-- start RECORDED INFORMATION --
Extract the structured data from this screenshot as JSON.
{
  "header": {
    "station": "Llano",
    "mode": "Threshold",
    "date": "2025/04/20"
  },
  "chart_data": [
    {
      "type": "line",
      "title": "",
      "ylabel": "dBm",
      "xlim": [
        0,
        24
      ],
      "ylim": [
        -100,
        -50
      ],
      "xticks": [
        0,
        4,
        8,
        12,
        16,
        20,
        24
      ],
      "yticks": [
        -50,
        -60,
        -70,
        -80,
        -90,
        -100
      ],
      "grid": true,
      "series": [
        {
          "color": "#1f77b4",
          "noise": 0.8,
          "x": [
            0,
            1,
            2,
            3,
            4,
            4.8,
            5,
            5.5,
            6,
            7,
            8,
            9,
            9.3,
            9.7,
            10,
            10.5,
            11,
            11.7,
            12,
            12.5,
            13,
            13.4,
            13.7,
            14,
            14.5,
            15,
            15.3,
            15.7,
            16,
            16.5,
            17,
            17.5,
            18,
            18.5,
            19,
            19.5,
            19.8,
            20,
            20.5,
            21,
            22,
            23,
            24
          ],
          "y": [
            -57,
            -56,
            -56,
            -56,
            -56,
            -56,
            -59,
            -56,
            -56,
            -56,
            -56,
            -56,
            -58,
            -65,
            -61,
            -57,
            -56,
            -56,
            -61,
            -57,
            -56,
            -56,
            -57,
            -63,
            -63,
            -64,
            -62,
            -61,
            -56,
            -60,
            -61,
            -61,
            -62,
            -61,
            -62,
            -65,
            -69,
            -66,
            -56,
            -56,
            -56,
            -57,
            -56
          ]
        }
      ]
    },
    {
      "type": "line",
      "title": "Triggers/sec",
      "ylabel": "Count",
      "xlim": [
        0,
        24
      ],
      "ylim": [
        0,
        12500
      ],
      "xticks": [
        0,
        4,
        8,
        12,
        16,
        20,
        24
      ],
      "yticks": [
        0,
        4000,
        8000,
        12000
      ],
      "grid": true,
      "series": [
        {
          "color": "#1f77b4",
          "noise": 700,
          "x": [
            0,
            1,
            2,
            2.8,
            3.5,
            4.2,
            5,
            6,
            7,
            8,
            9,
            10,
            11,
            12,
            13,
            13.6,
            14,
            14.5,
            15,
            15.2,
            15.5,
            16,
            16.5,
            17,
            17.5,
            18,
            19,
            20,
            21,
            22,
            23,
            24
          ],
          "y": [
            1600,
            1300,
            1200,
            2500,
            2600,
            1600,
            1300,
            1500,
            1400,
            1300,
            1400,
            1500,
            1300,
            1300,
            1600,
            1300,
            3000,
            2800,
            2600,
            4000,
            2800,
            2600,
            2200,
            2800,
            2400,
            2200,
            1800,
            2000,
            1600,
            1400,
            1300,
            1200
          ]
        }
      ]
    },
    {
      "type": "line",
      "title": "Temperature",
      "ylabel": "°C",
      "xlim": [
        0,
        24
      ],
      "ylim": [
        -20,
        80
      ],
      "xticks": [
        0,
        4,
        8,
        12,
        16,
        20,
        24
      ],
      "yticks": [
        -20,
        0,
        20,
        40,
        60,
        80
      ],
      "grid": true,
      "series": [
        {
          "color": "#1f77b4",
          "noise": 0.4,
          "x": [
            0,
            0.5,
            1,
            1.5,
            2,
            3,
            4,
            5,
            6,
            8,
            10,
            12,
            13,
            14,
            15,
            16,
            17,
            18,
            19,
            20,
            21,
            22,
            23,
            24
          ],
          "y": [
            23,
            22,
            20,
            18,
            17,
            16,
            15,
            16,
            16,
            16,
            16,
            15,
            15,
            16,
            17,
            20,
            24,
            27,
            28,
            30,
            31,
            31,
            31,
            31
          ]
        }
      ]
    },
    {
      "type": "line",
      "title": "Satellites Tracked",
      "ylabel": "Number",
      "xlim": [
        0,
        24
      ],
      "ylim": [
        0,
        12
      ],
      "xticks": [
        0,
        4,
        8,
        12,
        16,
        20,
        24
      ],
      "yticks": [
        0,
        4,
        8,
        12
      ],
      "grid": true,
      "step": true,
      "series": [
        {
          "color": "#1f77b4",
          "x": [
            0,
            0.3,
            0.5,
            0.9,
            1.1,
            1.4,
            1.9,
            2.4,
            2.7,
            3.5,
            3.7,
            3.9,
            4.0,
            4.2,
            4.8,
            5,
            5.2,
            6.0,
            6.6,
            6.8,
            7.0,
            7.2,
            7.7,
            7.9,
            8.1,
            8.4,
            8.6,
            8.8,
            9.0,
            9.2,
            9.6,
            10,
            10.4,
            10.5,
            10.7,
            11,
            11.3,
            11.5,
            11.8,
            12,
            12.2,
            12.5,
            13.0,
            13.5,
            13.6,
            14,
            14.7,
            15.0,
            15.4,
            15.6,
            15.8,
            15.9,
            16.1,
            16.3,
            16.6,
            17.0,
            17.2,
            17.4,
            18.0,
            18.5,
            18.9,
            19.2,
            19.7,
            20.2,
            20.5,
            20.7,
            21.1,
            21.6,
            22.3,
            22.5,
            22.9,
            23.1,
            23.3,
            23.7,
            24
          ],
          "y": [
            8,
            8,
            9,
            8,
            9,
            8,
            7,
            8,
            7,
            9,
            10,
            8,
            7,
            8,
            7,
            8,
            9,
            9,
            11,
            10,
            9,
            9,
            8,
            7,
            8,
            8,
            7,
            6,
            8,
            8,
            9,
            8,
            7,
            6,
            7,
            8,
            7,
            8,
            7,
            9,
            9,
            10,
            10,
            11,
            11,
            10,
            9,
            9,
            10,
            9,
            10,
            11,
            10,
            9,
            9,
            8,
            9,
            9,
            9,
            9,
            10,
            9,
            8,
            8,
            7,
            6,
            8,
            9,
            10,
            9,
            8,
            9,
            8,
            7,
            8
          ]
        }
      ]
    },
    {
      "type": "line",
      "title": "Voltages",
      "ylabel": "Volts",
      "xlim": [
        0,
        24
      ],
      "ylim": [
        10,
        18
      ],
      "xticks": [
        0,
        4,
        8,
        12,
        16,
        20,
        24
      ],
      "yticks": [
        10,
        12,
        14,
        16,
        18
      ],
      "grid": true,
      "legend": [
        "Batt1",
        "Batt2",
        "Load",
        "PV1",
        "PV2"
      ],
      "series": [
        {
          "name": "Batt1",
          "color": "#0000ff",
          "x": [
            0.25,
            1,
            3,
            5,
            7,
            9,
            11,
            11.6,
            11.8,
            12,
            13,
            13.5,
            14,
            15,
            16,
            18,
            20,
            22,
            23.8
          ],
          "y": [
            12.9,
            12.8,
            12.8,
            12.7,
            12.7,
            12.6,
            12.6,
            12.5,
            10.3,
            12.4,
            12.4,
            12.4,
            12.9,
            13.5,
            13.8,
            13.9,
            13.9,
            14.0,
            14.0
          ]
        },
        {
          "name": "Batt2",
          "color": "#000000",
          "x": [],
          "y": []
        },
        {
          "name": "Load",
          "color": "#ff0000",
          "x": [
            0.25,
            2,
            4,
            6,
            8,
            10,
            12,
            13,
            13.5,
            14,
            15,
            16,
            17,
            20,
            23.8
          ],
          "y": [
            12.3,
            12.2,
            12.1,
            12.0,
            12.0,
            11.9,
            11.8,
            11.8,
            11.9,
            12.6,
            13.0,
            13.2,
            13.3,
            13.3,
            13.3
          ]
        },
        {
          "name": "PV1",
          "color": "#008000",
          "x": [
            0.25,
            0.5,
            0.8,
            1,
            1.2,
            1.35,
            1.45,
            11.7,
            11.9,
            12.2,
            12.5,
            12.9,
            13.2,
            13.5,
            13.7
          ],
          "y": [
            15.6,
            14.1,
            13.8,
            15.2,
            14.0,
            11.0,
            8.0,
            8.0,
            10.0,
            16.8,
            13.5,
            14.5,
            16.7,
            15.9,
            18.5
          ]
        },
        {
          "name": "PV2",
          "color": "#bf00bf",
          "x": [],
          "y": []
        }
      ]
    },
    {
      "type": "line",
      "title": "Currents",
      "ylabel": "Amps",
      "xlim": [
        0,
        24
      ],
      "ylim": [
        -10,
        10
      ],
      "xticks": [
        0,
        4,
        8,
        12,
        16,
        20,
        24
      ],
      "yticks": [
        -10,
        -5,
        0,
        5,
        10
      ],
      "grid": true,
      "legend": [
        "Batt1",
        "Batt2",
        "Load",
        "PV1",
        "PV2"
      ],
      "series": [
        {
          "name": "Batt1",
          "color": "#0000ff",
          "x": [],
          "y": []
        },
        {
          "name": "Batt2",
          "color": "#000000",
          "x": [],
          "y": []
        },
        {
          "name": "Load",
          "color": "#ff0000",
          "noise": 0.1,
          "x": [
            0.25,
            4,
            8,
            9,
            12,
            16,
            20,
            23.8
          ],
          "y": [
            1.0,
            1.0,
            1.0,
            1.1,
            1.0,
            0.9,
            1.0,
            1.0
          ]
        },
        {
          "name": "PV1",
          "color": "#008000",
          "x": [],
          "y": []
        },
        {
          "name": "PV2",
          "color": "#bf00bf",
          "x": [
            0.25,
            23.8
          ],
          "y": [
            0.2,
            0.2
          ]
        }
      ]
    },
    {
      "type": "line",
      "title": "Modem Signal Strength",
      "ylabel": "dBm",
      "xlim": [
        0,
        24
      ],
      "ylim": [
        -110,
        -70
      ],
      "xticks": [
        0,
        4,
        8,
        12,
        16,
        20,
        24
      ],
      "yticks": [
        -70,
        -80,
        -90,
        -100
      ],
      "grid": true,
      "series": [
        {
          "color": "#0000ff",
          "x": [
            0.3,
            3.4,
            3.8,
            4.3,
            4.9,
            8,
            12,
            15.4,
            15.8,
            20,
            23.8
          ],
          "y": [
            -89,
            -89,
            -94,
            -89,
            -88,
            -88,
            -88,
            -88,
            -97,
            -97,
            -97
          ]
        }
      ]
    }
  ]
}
-- end RECORDED INFORMATION --
TO DO -
From the listing above, pick out every line containing "title".

WRITTEN SOLUTION -
      "title": "",
      "title": "Triggers/sec",
      "title": "Temperature",
      "title": "Satellites Tracked",
      "title": "Voltages",
      "title": "Currents",
      "title": "Modem Signal Strength",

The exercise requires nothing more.